→ Work instructions
Repeat the records below exactly as they appear.

→ Working data
* * * * * * * * *
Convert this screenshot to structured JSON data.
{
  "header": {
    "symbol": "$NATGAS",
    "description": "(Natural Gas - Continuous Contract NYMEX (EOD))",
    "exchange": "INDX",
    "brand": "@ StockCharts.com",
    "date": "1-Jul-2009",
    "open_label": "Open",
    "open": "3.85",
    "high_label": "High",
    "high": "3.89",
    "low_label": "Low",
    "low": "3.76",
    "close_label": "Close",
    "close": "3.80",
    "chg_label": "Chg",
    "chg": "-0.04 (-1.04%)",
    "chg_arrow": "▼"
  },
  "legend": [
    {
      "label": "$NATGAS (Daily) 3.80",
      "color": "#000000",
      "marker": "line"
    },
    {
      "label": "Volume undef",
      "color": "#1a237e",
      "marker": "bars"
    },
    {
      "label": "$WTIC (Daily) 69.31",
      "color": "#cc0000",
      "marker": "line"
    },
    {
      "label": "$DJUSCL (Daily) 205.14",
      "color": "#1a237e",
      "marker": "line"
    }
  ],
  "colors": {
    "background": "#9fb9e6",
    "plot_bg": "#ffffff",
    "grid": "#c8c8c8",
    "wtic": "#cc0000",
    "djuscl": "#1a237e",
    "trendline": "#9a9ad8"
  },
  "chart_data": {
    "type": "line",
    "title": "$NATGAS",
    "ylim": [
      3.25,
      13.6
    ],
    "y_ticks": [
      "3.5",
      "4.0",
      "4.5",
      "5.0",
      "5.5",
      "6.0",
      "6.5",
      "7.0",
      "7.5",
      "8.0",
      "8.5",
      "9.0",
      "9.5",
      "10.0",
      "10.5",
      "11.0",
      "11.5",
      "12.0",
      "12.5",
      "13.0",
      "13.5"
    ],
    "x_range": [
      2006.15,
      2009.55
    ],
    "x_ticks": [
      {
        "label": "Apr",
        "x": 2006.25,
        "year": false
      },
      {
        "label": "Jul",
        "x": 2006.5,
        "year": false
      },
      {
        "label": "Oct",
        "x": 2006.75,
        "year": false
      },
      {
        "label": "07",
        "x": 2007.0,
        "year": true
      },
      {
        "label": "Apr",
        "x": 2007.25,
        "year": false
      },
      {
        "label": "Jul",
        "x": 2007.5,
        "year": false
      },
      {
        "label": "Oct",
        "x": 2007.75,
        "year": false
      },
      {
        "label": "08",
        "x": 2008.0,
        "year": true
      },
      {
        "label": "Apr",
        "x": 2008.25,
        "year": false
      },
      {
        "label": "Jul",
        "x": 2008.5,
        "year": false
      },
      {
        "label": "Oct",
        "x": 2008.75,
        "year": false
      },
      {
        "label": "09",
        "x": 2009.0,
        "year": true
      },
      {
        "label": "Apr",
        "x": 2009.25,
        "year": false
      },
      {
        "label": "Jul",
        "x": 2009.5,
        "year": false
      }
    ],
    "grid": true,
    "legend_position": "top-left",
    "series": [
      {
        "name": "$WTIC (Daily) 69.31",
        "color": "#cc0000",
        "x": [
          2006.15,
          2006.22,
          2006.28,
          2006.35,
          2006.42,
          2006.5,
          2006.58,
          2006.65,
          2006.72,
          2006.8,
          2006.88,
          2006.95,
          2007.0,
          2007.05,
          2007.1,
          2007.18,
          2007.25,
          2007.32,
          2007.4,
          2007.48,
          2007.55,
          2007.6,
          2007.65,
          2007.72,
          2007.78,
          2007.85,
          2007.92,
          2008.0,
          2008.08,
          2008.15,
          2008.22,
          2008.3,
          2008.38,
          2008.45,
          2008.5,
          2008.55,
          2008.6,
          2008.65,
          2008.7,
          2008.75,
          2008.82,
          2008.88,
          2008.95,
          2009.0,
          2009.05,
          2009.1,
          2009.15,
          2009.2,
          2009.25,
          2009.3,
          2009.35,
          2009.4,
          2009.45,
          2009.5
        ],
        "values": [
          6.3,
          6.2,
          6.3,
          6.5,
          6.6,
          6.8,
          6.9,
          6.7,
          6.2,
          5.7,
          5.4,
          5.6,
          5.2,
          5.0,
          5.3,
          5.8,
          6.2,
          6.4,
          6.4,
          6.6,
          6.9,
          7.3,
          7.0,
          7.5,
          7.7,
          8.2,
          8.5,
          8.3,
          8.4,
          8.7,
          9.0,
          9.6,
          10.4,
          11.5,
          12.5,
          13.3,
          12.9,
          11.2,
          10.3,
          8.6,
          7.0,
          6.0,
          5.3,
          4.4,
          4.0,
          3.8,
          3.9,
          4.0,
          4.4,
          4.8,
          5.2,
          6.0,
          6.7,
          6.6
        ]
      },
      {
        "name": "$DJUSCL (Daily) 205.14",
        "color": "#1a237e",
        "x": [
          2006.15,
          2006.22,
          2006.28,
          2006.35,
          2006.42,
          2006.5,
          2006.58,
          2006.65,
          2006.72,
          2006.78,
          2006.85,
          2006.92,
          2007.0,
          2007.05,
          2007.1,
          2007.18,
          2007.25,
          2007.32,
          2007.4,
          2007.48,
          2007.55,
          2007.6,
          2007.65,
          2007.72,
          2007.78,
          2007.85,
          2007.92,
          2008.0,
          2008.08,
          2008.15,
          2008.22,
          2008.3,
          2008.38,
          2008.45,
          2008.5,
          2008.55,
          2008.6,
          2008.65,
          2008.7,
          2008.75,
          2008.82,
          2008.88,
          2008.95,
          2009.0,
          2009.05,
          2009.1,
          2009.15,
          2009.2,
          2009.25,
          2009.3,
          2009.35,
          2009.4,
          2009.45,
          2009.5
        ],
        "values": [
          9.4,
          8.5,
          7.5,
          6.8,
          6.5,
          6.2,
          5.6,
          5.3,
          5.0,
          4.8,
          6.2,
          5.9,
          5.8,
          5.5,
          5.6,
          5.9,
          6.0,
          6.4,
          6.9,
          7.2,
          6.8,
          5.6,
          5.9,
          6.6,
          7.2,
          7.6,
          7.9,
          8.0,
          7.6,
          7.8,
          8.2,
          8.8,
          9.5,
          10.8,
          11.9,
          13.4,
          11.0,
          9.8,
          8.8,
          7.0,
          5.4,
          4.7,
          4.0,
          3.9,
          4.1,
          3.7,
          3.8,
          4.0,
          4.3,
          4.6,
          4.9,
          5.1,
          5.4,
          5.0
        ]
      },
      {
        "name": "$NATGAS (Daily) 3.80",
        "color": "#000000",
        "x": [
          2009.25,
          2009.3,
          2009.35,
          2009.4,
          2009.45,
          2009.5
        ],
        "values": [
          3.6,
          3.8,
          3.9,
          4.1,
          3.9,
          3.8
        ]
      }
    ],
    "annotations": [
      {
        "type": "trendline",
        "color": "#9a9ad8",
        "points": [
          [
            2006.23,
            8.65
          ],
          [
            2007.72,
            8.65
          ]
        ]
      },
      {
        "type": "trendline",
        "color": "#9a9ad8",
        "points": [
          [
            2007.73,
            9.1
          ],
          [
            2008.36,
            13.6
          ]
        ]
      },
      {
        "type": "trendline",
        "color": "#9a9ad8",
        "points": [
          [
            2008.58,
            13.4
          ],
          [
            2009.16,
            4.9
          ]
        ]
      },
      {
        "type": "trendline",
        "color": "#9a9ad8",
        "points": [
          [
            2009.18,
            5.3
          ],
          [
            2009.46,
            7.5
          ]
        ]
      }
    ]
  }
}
* * * * * * * * *
→ Exercise response
Convert this screenshot to structured JSON data.
{
  "header": {
    "symbol": "$NATGAS",
    "description": "(Natural Gas - Continuous Contract NYMEX (EOD))",
    "exchange": "INDX",
    "brand": "@ StockCharts.com",
    "date": "1-Jul-2009",
    "open_label": "Open",
    "open": "3.85",
    "high_label": "High",
    "high": "3.89",
    "low_label": "Low",
    "low": "3.76",
    "close_label": "Close",
    "close": "3.80",
    "chg_label": "Chg",
    "chg": "-0.04 (-1.04%)",
    "chg_arrow": "▼"
  },
  "legend": [
    {
      "label": "$NATGAS (Daily) 3.80",
      "color": "#000000",
      "marker": "line"
    },
    {
      "label": "Volume undef",
      "color": "#1a237e",
      "marker": "bars"
    },
    {
      "label": "$WTIC (Daily) 69.31",
      "color": "#cc0000",
      "marker": "line"
    },
    {
      "label": "$DJUSCL (Daily) 205.14",
      "color": "#1a237e",
      "marker": "line"
    }
  ],
  "colors": {
    "background": "#9fb9e6",
    "plot_bg": "#ffffff",
    "grid": "#c8c8c8",
    "wtic": "#cc0000",
    "djuscl": "#1a237e",
    "trendline": "#9a9ad8"
  },
  "chart_data": {
    "type": "line",
    "title": "$NATGAS",
    "ylim": [
      3.25,
      13.6
    ],
    "y_ticks": [
      "3.5",
      "4.0",
      "4.5",
      "5.0",
      "5.5",
      "6.0",
      "6.5",
      "7.0",
      "7.5",
      "8.0",
      "8.5",
      "9.0",
      "9.5",
      "10.0",
      "10.5",
      "11.0",
      "11.5",
      "12.0",
      "12.5",
      "13.0",
      "13.5"
    ],
    "x_range": [
      2006.15,
      2009.55
    ],
    "x_ticks": [
      {
        "label": "Apr",
        "x": 2006.25,
        "year": false
      },
      {
        "label": "Jul",
        "x": 2006.5,
        "year": false
      },
      {
        "label": "Oct",
        "x": 2006.75,
        "year": false
      },
      {
        "label": "07",
        "x": 2007.0,
        "year": true
      },
      {
        "label": "Apr",
        "x": 2007.25,
        "year": false
      },
      {
        "label": "Jul",
        "x": 2007.5,
        "year": false
      },
      {
        "label": "Oct",
        "x": 2007.75,
        "year": false
      },
      {
        "label": "08",
        "x": 2008.0,
        "year": true
      },
      {
        "label": "Apr",
        "x": 2008.25,
        "year": false
      },
      {
        "label": "Jul",
        "x": 2008.5,
        "year": false
      },
      {
        "label": "Oct",
        "x": 2008.75,
        "year": false
      },
      {
        "label": "09",
        "x": 2009.0,
        "year": true
      },
      {
        "label": "Apr",
        "x": 2009.25,
        "year": false
      },
      {
        "label": "Jul",
        "x": 2009.5,
        "year": false
      }
    ],
    "grid": true,
    "legend_position": "top-left",
    "series": [
      {
        "name": "$WTIC (Daily) 69.31",
        "color": "#cc0000",
        "x": [
          2006.15,
          2006.22,
          2006.28,
          2006.35,
          2006.42,
          2006.5,
          2006.58,
          2006.65,
          2006.72,
          2006.8,
          2006.88,
          2006.95,
          2007.0,
          2007.05,
          2007.1,
          2007.18,
          2007.25,
          2007.32,
          2007.4,
          2007.48,
          2007.55,
          2007.6,
          2007.65,
          2007.72,
          2007.78,
          2007.85,
          2007.92,
          2008.0,
          2008.08,
          2008.15,
          2008.22,
          2008.3,
          2008.38,
          2008.45,
          2008.5,
          2008.55,
          2008.6,
          2008.65,
          2008.7,
          2008.75,
          2008.82,
          2008.88,
          2008.95,
          2009.0,
          2009.05,
          2009.1,
          2009.15,
          2009.2,
          2009.25,
          2009.3,
          2009.35,
          2009.4,
          2009.45,
          2009.5
        ],
        "values": [
          6.3,
          6.2,
          6.3,
          6.5,
          6.6,
          6.8,
          6.9,
          6.7,
          6.2,
          5.7,
          5.4,
          5.6,
          5.2,
          5.0,
          5.3,
          5.8,
          6.2,
          6.4,
          6.4,
          6.6,
          6.9,
          7.3,
          7.0,
          7.5,
          7.7,
          8.2,
          8.5,
          8.3,
          8.4,
          8.7,
          9.0,
          9.6,
          10.4,
          11.5,
          12.5,
          13.3,
          12.9,
          11.2,
          10.3,
          8.6,
          7.0,
          6.0,
          5.3,
          4.4,
          4.0,
          3.8,
          3.9,
          4.0,
          4.4,
          4.8,
          5.2,
          6.0,
          6.7,
          6.6
        ]
      },
      {
        "name": "$DJUSCL (Daily) 205.14",
        "color": "#1a237e",
        "x": [
          2006.15,
          2006.22,
          2006.28,
          2006.35,
          2006.42,
          2006.5,
          2006.58,
          2006.65,
          2006.72,
          2006.78,
          2006.85,
          2006.92,
          2007.0,
          2007.05,
          2007.1,
          2007.18,
          2007.25,
          2007.32,
          2007.4,
          2007.48,
          2007.55,
          2007.6,
          2007.65,
          2007.72,
          2007.78,
          2007.85,
          2007.92,
          2008.0,
          2008.08,
          2008.15,
          2008.22,
          2008.3,
          2008.38,
          2008.45,
          2008.5,
          2008.55,
          2008.6,
          2008.65,
          2008.7,
          2008.75,
          2008.82,
          2008.88,
          2008.95,
          2009.0,
          2009.05,
          2009.1,
          2009.15,
          2009.2,
          2009.25,
          2009.3,
          2009.35,
          2009.4,
          2009.45,
          2009.5
        ],
        "values": [
          9.4,
          8.5,
          7.5,
          6.8,
          6.5,
          6.2,
          5.6,
          5.3,
          5.0,
          4.8,
          6.2,
          5.9,
          5.8,
          5.5,
          5.6,
          5.9,
          6.0,
          6.4,
          6.9,
          7.2,
          6.8,
          5.6,
          5.9,
          6.6,
          7.2,
          7.6,
          7.9,
          8.0,
          7.6,
          7.8,
          8.2,
          8.8,
          9.5,
          10.8,
          11.9,
          13.4,
          11.0,
          9.8,
          8.8,
          7.0,
          5.4,
          4.7,
          4.0,
          3.9,
          4.1,
          3.7,
          3.8,
          4.0,
          4.3,
          4.6,
          4.9,
          5.1,
          5.4,
          5.0
        ]
      },
      {
        "name": "$NATGAS (Daily) 3.80",
        "color": "#000000",
        "x": [
          2009.25,
          2009.3,
          2009.35,
          2009.4,
          2009.45,
          2009.5
        ],
        "values": [
          3.6,
          3.8,
          3.9,
          4.1,
          3.9,
          3.8
        ]
      }
    ],
    "annotations": [
      {
        "type": "trendline",
        "color": "#9a9ad8",
        "points": [
          [
            2006.23,
            8.65
          ],
          [
            2007.72,
            8.65
          ]
        ]
      },
      {
        "type": "trendline",
        "color": "#9a9ad8",
        "points": [
          [
            2007.73,
            9.1
          ],
          [
            2008.36,
            13.6
          ]
        ]
      },
      {
        "type": "trendline",
        "color": "#9a9ad8",
        "points": [
          [
            2008.58,
            13.4
          ],
          [
            2009.16,
            4.9
          ]
        ]
      },
      {
        "type": "trendline",
        "color": "#9a9ad8",
        "points": [
          [
            2009.18,
            5.3
          ],
          [
            2009.46,
            7.5
          ]
        ]
      }
    ]
  }
}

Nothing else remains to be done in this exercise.